**WHAT YOU SHOULD DO**.
Extract all lines in the data that contain the word "TradingView".
* * * * *
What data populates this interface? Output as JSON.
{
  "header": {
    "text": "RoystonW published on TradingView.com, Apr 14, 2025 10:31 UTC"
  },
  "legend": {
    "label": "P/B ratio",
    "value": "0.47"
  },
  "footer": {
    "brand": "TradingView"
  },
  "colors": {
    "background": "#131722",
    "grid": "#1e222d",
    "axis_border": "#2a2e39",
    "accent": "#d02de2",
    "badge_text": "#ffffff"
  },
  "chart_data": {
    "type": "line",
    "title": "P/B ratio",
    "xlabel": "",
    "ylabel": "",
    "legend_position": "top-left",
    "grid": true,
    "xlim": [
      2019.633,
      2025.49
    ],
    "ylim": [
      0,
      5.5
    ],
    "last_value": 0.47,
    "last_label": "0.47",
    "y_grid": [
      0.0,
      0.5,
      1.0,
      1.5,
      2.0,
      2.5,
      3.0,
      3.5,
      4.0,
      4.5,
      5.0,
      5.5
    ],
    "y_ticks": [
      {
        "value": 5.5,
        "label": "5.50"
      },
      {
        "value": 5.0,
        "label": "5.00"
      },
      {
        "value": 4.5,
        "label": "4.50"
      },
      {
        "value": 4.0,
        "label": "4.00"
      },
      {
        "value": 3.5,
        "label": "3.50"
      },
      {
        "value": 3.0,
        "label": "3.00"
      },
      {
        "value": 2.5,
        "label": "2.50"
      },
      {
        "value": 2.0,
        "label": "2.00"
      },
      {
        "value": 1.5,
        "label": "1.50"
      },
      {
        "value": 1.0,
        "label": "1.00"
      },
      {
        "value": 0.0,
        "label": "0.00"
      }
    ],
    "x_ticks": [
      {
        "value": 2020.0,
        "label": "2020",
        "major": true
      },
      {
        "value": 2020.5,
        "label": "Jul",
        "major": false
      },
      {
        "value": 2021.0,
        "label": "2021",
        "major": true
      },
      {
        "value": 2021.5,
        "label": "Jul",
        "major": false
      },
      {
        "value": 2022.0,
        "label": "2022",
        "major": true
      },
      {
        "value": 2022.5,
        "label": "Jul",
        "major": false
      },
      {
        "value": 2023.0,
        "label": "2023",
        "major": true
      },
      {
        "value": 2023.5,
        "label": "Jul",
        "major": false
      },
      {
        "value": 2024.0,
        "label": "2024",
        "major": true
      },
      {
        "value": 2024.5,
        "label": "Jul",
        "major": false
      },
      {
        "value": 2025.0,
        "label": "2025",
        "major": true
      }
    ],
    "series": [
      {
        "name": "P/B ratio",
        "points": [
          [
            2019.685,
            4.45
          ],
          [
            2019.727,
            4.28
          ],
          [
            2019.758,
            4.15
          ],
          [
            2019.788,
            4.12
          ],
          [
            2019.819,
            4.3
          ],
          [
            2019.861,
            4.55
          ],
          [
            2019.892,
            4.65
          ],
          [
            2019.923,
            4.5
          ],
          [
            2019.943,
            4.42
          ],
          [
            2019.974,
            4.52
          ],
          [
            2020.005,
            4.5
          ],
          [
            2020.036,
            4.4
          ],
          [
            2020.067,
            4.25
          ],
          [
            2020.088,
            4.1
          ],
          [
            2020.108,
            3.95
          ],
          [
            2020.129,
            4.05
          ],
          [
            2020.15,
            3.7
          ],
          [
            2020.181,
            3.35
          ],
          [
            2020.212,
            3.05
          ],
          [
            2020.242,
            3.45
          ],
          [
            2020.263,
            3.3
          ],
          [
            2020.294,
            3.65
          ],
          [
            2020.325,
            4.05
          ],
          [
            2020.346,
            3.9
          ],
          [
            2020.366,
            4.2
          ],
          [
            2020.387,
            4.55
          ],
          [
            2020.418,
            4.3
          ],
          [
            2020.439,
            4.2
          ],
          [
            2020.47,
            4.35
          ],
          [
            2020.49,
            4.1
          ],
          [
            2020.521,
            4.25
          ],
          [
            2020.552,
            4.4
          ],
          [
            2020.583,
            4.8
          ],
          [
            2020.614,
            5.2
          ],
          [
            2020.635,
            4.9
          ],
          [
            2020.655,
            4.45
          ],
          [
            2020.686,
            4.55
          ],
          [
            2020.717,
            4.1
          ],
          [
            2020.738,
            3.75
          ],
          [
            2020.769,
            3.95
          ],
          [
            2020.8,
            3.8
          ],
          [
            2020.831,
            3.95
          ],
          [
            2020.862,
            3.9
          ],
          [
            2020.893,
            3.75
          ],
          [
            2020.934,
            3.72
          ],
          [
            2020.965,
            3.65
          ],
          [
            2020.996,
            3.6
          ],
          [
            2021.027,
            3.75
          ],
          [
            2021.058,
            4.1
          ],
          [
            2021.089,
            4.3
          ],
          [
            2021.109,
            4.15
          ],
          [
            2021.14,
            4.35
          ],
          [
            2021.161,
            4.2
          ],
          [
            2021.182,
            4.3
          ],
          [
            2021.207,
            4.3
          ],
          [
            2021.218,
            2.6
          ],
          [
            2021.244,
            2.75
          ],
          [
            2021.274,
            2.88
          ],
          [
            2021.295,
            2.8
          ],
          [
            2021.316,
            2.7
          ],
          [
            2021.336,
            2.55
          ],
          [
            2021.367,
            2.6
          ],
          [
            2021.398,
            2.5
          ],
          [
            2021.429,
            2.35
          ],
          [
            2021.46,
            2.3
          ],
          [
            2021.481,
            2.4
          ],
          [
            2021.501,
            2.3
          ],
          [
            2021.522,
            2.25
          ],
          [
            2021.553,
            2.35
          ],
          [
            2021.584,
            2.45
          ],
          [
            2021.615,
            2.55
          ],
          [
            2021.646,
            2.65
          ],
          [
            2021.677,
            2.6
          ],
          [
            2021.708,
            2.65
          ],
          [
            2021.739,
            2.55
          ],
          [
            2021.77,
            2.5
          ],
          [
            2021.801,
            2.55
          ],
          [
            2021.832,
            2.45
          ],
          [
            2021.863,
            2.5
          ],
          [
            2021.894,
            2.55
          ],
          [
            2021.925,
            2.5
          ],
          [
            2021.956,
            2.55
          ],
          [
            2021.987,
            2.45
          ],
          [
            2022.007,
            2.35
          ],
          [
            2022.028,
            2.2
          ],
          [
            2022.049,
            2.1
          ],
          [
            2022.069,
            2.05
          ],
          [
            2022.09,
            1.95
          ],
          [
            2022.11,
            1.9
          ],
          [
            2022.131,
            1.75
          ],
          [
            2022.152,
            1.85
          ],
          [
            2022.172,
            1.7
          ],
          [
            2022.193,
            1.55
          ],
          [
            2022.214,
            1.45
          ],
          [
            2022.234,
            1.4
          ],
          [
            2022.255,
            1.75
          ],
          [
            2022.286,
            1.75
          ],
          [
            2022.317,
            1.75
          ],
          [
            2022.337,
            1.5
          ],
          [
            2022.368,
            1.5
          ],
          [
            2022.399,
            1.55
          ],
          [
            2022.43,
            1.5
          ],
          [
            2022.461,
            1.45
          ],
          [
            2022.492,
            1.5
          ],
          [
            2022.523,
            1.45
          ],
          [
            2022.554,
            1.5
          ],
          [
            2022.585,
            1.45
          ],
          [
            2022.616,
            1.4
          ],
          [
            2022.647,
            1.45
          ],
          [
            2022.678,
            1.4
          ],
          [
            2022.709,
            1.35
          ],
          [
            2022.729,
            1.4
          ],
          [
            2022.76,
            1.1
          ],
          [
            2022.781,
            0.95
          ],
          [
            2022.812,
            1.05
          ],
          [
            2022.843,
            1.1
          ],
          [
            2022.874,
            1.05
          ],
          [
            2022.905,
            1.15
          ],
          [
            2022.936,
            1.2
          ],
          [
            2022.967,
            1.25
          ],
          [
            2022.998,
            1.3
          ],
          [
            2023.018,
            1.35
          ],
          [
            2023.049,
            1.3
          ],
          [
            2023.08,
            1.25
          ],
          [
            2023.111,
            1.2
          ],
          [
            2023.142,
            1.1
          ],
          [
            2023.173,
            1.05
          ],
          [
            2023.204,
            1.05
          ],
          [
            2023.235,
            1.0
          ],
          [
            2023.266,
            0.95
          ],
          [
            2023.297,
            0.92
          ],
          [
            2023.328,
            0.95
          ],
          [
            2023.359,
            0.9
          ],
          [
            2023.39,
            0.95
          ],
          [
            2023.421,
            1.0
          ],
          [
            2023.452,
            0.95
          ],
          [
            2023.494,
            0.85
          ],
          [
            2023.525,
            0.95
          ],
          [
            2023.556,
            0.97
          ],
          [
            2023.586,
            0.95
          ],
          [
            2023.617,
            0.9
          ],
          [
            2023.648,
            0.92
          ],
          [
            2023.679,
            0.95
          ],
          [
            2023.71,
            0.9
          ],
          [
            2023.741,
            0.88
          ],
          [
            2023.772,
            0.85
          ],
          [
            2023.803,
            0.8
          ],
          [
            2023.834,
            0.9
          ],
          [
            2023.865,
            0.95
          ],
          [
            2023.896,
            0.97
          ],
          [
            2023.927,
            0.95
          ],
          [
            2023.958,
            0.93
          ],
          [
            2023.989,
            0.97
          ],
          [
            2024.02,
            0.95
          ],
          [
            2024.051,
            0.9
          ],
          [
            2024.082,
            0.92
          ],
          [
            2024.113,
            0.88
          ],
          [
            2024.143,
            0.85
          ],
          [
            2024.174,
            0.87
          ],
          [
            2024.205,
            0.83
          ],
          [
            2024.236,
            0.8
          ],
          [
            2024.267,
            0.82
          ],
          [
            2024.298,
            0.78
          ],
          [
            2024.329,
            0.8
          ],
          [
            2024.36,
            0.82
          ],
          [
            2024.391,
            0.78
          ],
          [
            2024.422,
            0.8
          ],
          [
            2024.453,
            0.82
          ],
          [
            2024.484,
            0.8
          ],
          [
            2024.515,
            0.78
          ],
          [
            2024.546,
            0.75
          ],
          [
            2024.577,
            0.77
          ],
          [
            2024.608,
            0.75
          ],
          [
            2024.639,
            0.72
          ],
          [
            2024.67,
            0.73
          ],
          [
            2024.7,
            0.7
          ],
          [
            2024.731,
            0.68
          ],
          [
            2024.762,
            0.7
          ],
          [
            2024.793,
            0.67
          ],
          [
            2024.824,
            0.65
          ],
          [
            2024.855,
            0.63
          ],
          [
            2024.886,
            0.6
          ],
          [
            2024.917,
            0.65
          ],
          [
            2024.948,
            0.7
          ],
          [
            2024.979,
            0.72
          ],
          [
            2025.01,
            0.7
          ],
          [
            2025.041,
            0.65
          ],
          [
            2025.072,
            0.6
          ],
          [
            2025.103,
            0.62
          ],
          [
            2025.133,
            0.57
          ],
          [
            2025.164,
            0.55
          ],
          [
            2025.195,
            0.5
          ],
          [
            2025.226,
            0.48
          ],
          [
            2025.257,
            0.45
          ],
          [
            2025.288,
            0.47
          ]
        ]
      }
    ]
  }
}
* * * * *
**EXPECTED ANSWER**.
    "text": "RoystonW published on TradingView.com, Apr 14, 2025 10:31 UTC"
    "brand": "TradingView"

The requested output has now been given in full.